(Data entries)
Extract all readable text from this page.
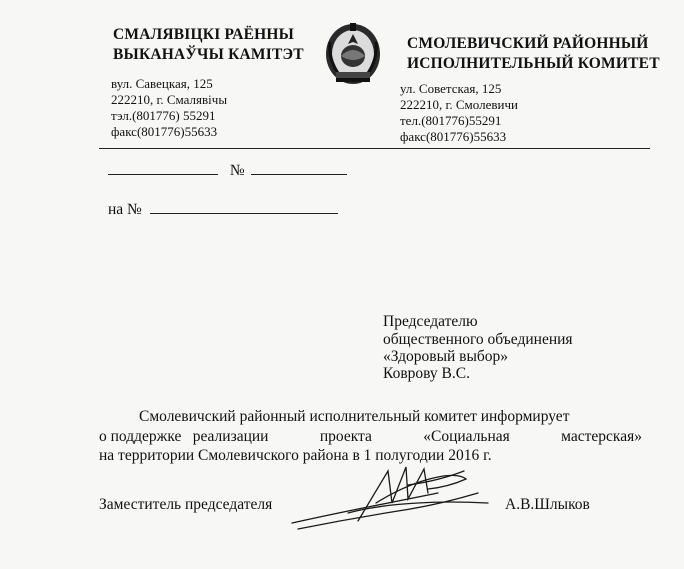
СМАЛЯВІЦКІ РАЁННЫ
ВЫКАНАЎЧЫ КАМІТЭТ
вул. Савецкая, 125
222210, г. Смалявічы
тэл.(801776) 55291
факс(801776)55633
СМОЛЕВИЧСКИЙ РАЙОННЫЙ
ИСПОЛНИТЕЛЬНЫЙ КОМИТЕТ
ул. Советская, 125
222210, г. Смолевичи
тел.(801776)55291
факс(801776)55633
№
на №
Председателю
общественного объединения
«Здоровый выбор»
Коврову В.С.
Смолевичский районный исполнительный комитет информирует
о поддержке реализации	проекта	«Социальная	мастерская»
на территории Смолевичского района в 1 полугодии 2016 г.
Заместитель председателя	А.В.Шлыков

...

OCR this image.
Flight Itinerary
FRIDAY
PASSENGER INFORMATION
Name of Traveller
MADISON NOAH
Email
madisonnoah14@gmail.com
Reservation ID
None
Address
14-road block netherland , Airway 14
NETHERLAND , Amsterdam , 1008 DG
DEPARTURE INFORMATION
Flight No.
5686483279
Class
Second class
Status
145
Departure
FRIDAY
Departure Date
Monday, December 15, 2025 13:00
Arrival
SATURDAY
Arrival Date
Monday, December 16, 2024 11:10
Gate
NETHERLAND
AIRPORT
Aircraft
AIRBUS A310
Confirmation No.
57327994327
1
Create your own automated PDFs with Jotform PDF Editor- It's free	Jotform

The request: Copy every line in the records above that contains the word "December".

Output:
Monday, December 15, 2025 13:00
Monday, December 16, 2024 11:10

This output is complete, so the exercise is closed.